-- Items start --
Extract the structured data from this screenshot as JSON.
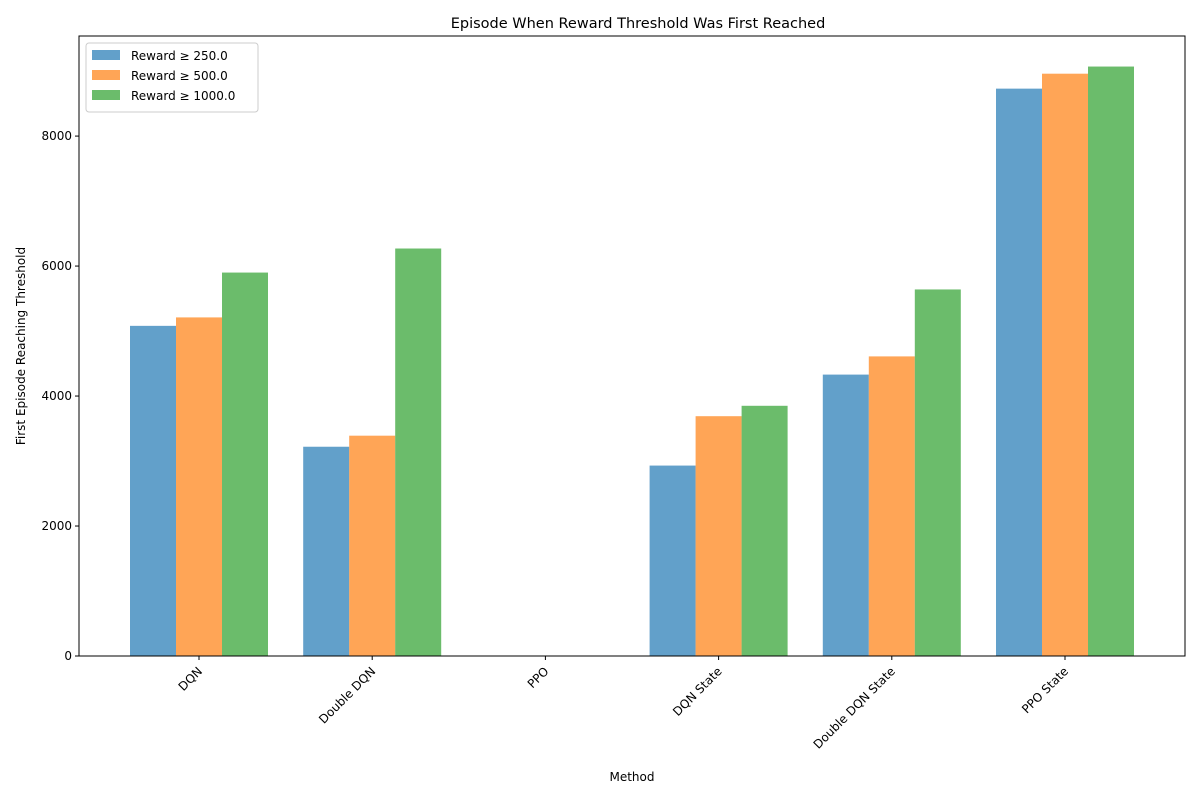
{
  "chart_data": {
    "type": "bar",
    "title": "Episode When Reward Threshold Was First Reached",
    "xlabel": "Method",
    "ylabel": "First Episode Reaching Threshold",
    "categories": [
      "DQN",
      "Double DQN",
      "PPO",
      "DQN State",
      "Double DQN State",
      "PPO State"
    ],
    "series": [
      {
        "name": "Reward ≥ 250.0",
        "color": "#1f77b4",
        "values": [
          5080,
          3220,
          0,
          2930,
          4330,
          8730
        ]
      },
      {
        "name": "Reward ≥ 500.0",
        "color": "#ff7f0e",
        "values": [
          5210,
          3390,
          0,
          3690,
          4610,
          8960
        ]
      },
      {
        "name": "Reward ≥ 1000.0",
        "color": "#2ca02c",
        "values": [
          5900,
          6270,
          0,
          3850,
          5640,
          9070
        ]
      }
    ],
    "yticks": [
      0,
      2000,
      4000,
      6000,
      8000
    ],
    "ylim": [
      0,
      9540
    ],
    "grid": false,
    "legend_position": "top-left"
  }
}
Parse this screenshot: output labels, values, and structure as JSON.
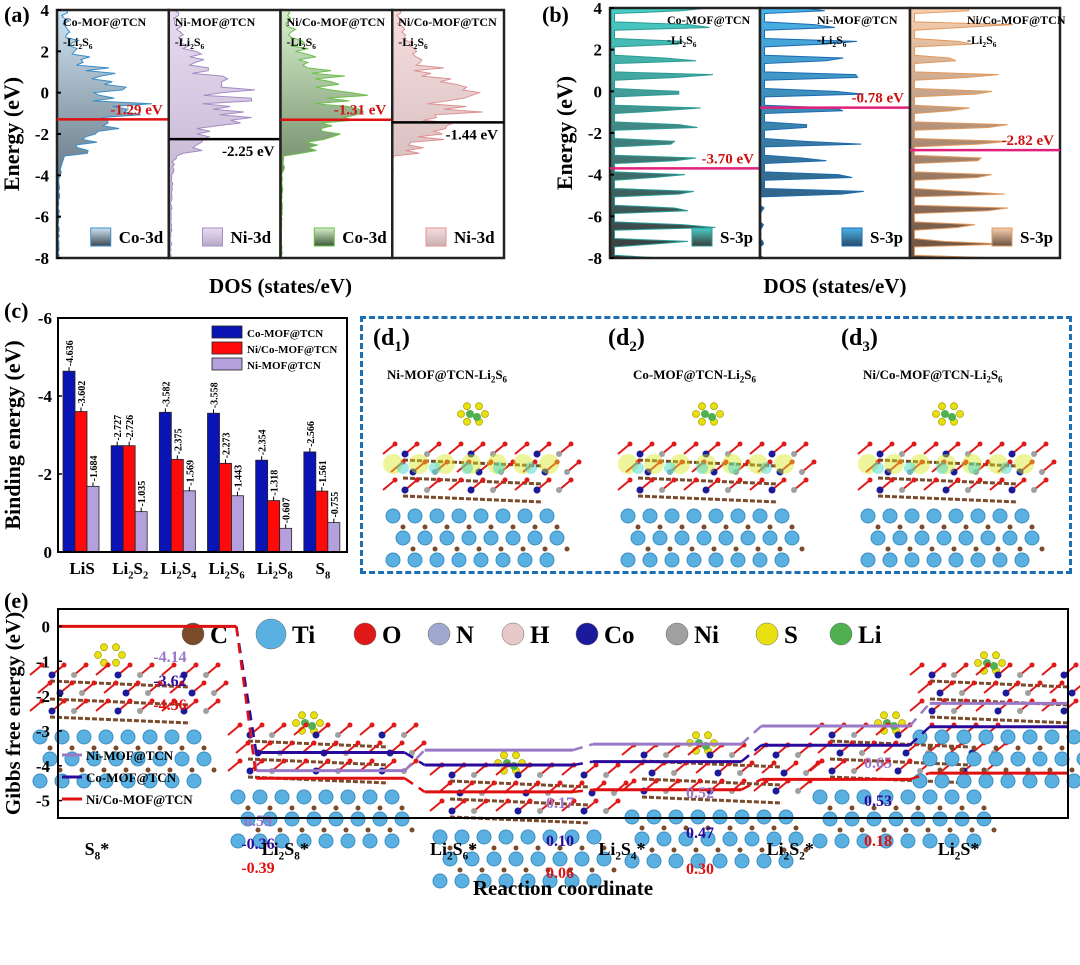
{
  "panels": {
    "a": {
      "label": "(a)"
    },
    "b": {
      "label": "(b)"
    },
    "c": {
      "label": "(c)"
    },
    "d1": {
      "label": "(d1)",
      "base": "(d",
      "sub": "1",
      "close": ")",
      "title_pre": "Ni-MOF@TCN-Li",
      "title_sub1": "2",
      "title_mid": "S",
      "title_sub2": "6"
    },
    "d2": {
      "label": "(d2)",
      "base": "(d",
      "sub": "2",
      "close": ")",
      "title_pre": "Co-MOF@TCN-Li",
      "title_sub1": "2",
      "title_mid": "S",
      "title_sub2": "6"
    },
    "d3": {
      "label": "(d3)",
      "base": "(d",
      "sub": "3",
      "close": ")",
      "title_pre": "Ni/Co-MOF@TCN-Li",
      "title_sub1": "2",
      "title_mid": "S",
      "title_sub2": "6"
    },
    "e": {
      "label": "(e)"
    }
  },
  "colors": {
    "co_bar": "#0a14b4",
    "nico_bar": "#ff0a0a",
    "ni_bar": "#b4a0dc",
    "fermi_red": "#e01010",
    "fermi_pink": "#e0207a",
    "dashed_box": "#1a6fb5",
    "ni_line": "#9a78c8",
    "co_line": "#2a0a9a",
    "nico_line": "#e01010"
  },
  "chart_data": [
    {
      "id": "a",
      "type": "area",
      "title": "",
      "xlabel": "DOS (states/eV)",
      "ylabel": "Energy (eV)",
      "ylim": [
        -8,
        4
      ],
      "yticks": [
        "4",
        "2",
        "0",
        "-2",
        "-4",
        "-6",
        "-8"
      ],
      "subpanels": [
        {
          "name_line1": "Co-MOF@TCN",
          "name_line2_pre": "-Li",
          "sub1": "2",
          "mid": "S",
          "sub2": "6",
          "legend": "Co-3d",
          "center_label": "-1.29 eV",
          "center_value": -1.29,
          "label_color": "red",
          "fill_top": "#cfe4f2",
          "fill_bottom": "#3a4a55",
          "stroke": "#3a8ec8"
        },
        {
          "name_line1": "Ni-MOF@TCN",
          "name_line2_pre": "-Li",
          "sub1": "2",
          "mid": "S",
          "sub2": "6",
          "legend": "Ni-3d",
          "center_label": "-2.25 eV",
          "center_value": -2.25,
          "label_color": "black",
          "fill_top": "#e8dcf0",
          "fill_bottom": "#b8a8c8",
          "stroke": "#a48cc4"
        },
        {
          "name_line1": "Ni/Co-MOF@TCN",
          "name_line2_pre": "-Li",
          "sub1": "2",
          "mid": "S",
          "sub2": "6",
          "legend": "Co-3d",
          "center_label": "-1.31 eV",
          "center_value": -1.31,
          "label_color": "red",
          "fill_top": "#d8f0cc",
          "fill_bottom": "#3e5a3a",
          "stroke": "#6cc04a"
        },
        {
          "name_line1": "Ni/Co-MOF@TCN",
          "name_line2_pre": "-Li",
          "sub1": "2",
          "mid": "S",
          "sub2": "6",
          "legend": "Ni-3d",
          "center_label": "-1.44 eV",
          "center_value": -1.44,
          "label_color": "black",
          "fill_top": "#f6dede",
          "fill_bottom": "#c8b0b0",
          "stroke": "#e09090"
        }
      ]
    },
    {
      "id": "b",
      "type": "area",
      "title": "",
      "xlabel": "DOS (states/eV)",
      "ylabel": "Energy (eV)",
      "ylim": [
        -8,
        4
      ],
      "yticks": [
        "4",
        "2",
        "0",
        "-2",
        "-4",
        "-6",
        "-8"
      ],
      "subpanels": [
        {
          "name_line1": "Co-MOF@TCN",
          "name_line2_pre": "-Li",
          "sub1": "2",
          "mid": "S",
          "sub2": "6",
          "legend": "S-3p",
          "center_label": "-3.70 eV",
          "center_value": -3.7,
          "fill_top": "#48d0c8",
          "fill_bottom": "#3a3a3a",
          "stroke": "#2a9a94"
        },
        {
          "name_line1": "Ni-MOF@TCN",
          "name_line2_pre": "-Li",
          "sub1": "2",
          "mid": "S",
          "sub2": "6",
          "legend": "S-3p",
          "center_label": "-0.78 eV",
          "center_value": -0.78,
          "fill_top": "#4ab4e8",
          "fill_bottom": "#2a4a6a",
          "stroke": "#1a6ab0"
        },
        {
          "name_line1": "Ni/Co-MOF@TCN",
          "name_line2_pre": "-Li",
          "sub1": "2",
          "mid": "S",
          "sub2": "6",
          "legend": "S-3p",
          "center_label": "-2.82 eV",
          "center_value": -2.82,
          "fill_top": "#f8d0b0",
          "fill_bottom": "#6a5040",
          "stroke": "#e09a60"
        }
      ]
    },
    {
      "id": "c",
      "type": "bar",
      "title": "",
      "xlabel": "",
      "ylabel": "Binding energy (eV)",
      "ylim": [
        0,
        -6
      ],
      "yticks": [
        "-6",
        "-4",
        "-2",
        "0"
      ],
      "categories": [
        {
          "pre": "Li",
          "sub1": "",
          "mid": "S",
          "sub2": ""
        },
        {
          "pre": "Li",
          "sub1": "2",
          "mid": "S",
          "sub2": "2"
        },
        {
          "pre": "Li",
          "sub1": "2",
          "mid": "S",
          "sub2": "4"
        },
        {
          "pre": "Li",
          "sub1": "2",
          "mid": "S",
          "sub2": "6"
        },
        {
          "pre": "Li",
          "sub1": "2",
          "mid": "S",
          "sub2": "8"
        },
        {
          "pre": "",
          "sub1": "",
          "mid": "S",
          "sub2": "8"
        }
      ],
      "category_names": [
        "Li2S",
        "Li2S2",
        "Li2S4",
        "Li2S6",
        "Li2S8",
        "S8"
      ],
      "legend_position": "top-right",
      "series": [
        {
          "name": "Co-MOF@TCN",
          "values": [
            -4.636,
            -2.727,
            -3.582,
            -3.558,
            -2.354,
            -2.566
          ],
          "labels": [
            "-4.636",
            "-2.727",
            "-3.582",
            "-3.558",
            "-2.354",
            "-2.566"
          ]
        },
        {
          "name": "Ni/Co-MOF@TCN",
          "values": [
            -3.602,
            -2.726,
            -2.375,
            -2.273,
            -1.318,
            -1.561
          ],
          "labels": [
            "-3.602",
            "-2.726",
            "-2.375",
            "-2.273",
            "-1.318",
            "-1.561"
          ]
        },
        {
          "name": "Ni-MOF@TCN",
          "values": [
            -1.684,
            -1.035,
            -1.569,
            -1.443,
            -0.607,
            -0.755
          ],
          "labels": [
            "-1.684",
            "-1.035",
            "-1.569",
            "-1.443",
            "-0.607",
            "-0.755"
          ]
        }
      ]
    },
    {
      "id": "e",
      "type": "line",
      "title": "",
      "xlabel": "Reaction coordinate",
      "ylabel": "Gibbs free energy (eV)",
      "ylim": [
        -5.5,
        0.5
      ],
      "yticks": [
        "0",
        "-1",
        "-2",
        "-3",
        "-4",
        "-5"
      ],
      "categories": [
        {
          "pre": "",
          "sub1": "",
          "mid": "S",
          "sub2": "8",
          "star": "*"
        },
        {
          "pre": "Li",
          "sub1": "2",
          "mid": "S",
          "sub2": "8",
          "star": "*"
        },
        {
          "pre": "Li",
          "sub1": "2",
          "mid": "S",
          "sub2": "6",
          "star": "*"
        },
        {
          "pre": "Li",
          "sub1": "2",
          "mid": "S",
          "sub2": "4",
          "star": "*"
        },
        {
          "pre": "Li",
          "sub1": "2",
          "mid": "S",
          "sub2": "2",
          "star": "*"
        },
        {
          "pre": "Li",
          "sub1": "2",
          "mid": "S",
          "sub2": "",
          "star": "*"
        }
      ],
      "category_names": [
        "S8*",
        "Li2S8*",
        "Li2S6*",
        "Li2S4*",
        "Li2S2*",
        "Li2S*"
      ],
      "legend_position": "bottom-left",
      "series": [
        {
          "name": "Ni-MOF@TCN",
          "values": [
            0,
            -4.14,
            -3.55,
            -3.38,
            -2.86,
            -2.21
          ],
          "step_labels": [
            "-4.14",
            "0.59",
            "0.17",
            "0.52",
            "0.65"
          ]
        },
        {
          "name": "Co-MOF@TCN",
          "values": [
            0,
            -3.62,
            -3.98,
            -3.88,
            -3.41,
            -2.88
          ],
          "step_labels": [
            "-3.62",
            "-0.36",
            "0.10",
            "0.47",
            "0.53"
          ]
        },
        {
          "name": "Ni/Co-MOF@TCN",
          "values": [
            0,
            -4.36,
            -4.75,
            -4.69,
            -4.39,
            -4.21
          ],
          "step_labels": [
            "-4.36",
            "-0.39",
            "0.06",
            "0.30",
            "0.18"
          ]
        }
      ],
      "atom_legend": [
        {
          "symbol": "C",
          "color": "#7a4a2a"
        },
        {
          "symbol": "Ti",
          "color": "#5ab0e0"
        },
        {
          "symbol": "O",
          "color": "#e01818"
        },
        {
          "symbol": "N",
          "color": "#a0a8d0"
        },
        {
          "symbol": "H",
          "color": "#e8c8c8"
        },
        {
          "symbol": "Co",
          "color": "#1a1a9a"
        },
        {
          "symbol": "Ni",
          "color": "#a0a0a0"
        },
        {
          "symbol": "S",
          "color": "#e8e010"
        },
        {
          "symbol": "Li",
          "color": "#50b050"
        }
      ]
    }
  ]
}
-- Items end --
- [Job] Select the lines that carry the string "Episode" and copy them.

- [Correct output]
    "title": "Episode When Reward Threshold Was First Reached",
    "ylabel": "First Episode Reaching Threshold",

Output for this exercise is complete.